What to work on | Reproduce the entries exactly.

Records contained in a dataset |
========================

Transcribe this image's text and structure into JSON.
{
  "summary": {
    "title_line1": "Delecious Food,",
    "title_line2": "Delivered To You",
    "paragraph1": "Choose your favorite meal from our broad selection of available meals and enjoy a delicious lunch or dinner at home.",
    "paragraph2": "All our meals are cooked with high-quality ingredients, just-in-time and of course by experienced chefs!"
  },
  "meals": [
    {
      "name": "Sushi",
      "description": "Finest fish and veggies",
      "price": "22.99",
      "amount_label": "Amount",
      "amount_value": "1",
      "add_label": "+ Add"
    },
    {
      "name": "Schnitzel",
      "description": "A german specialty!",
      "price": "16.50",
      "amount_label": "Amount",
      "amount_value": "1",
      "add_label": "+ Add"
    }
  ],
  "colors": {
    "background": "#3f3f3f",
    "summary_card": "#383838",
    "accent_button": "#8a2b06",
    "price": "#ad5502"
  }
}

========================

Task result |
Transcribe this image's text and structure into JSON.
{
  "summary": {
    "title_line1": "Delecious Food,",
    "title_line2": "Delivered To You",
    "paragraph1": "Choose your favorite meal from our broad selection of available meals and enjoy a delicious lunch or dinner at home.",
    "paragraph2": "All our meals are cooked with high-quality ingredients, just-in-time and of course by experienced chefs!"
  },
  "meals": [
    {
      "name": "Sushi",
      "description": "Finest fish and veggies",
      "price": "22.99",
      "amount_label": "Amount",
      "amount_value": "1",
      "add_label": "+ Add"
    },
    {
      "name": "Schnitzel",
      "description": "A german specialty!",
      "price": "16.50",
      "amount_label": "Amount",
      "amount_value": "1",
      "add_label": "+ Add"
    }
  ],
  "colors": {
    "background": "#3f3f3f",
    "summary_card": "#383838",
    "accent_button": "#8a2b06",
    "price": "#ad5502"
  }
}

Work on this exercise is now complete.